_Instruction_.
Exclude the pictures and return every line exactly as written.

_Exercise inputs_.
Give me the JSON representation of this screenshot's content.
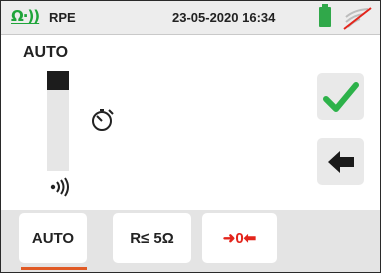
{
  "header": {
    "function_symbol": "Ω·))",
    "mode": "RPE",
    "datetime": "23-05-2020 16:34",
    "battery_icon": "battery-full-icon",
    "remote_icon": "remote-disconnected-icon"
  },
  "main": {
    "scale_mode": "AUTO",
    "scale_marker_icon": "range-marker-icon",
    "timer_icon": "timer-icon",
    "buzzer_icon": "buzzer-icon",
    "ok_button_icon": "check-icon",
    "back_button_icon": "arrow-left-icon"
  },
  "bottom_bar": {
    "tabs": [
      {
        "label": "AUTO",
        "selected": true
      },
      {
        "label": "R≤ 5Ω",
        "selected": false
      },
      {
        "label": "➜0⬅",
        "selected": false
      }
    ]
  },
  "colors": {
    "accent_green": "#1fa53a",
    "battery_green": "#30a84a",
    "selected_underline": "#e05a25",
    "null_red": "#e3241b",
    "header_bg": "#ededed",
    "bar_bg": "#e4e4e4"
  }
}
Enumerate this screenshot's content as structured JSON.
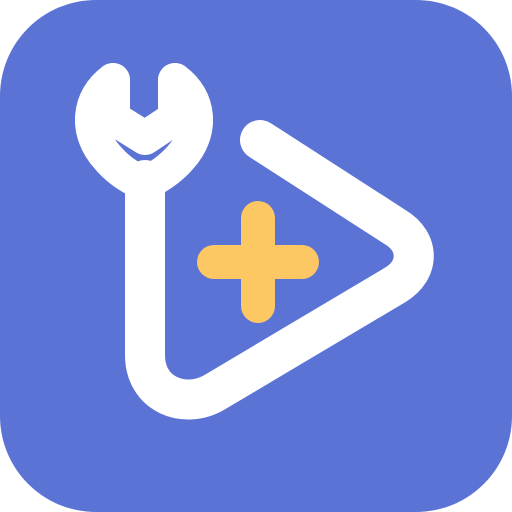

_Worked answer_.
Give me the JSON representation of this screenshot's content.
{
  "header": {
    "function_symbol": "Ω·))",
    "mode": "RPE",
    "datetime": "23-05-2020 16:34",
    "battery_icon": "battery-full-icon",
    "remote_icon": "remote-disconnected-icon"
  },
  "main": {
    "scale_mode": "AUTO",
    "scale_marker_icon": "range-marker-icon",
    "timer_icon": "timer-icon",
    "buzzer_icon": "buzzer-icon",
    "ok_button_icon": "check-icon",
    "back_button_icon": "arrow-left-icon"
  },
  "bottom_bar": {
    "tabs": [
      {
        "label": "AUTO",
        "selected": true
      },
      {
        "label": "R≤ 5Ω",
        "selected": false
      },
      {
        "label": "➜0⬅",
        "selected": false
      }
    ]
  },
  "colors": {
    "accent_green": "#1fa53a",
    "battery_green": "#30a84a",
    "selected_underline": "#e05a25",
    "null_red": "#e3241b",
    "header_bg": "#ededed",
    "bar_bg": "#e4e4e4"
  }
}
Enumerate this screenshot's content as structured JSON.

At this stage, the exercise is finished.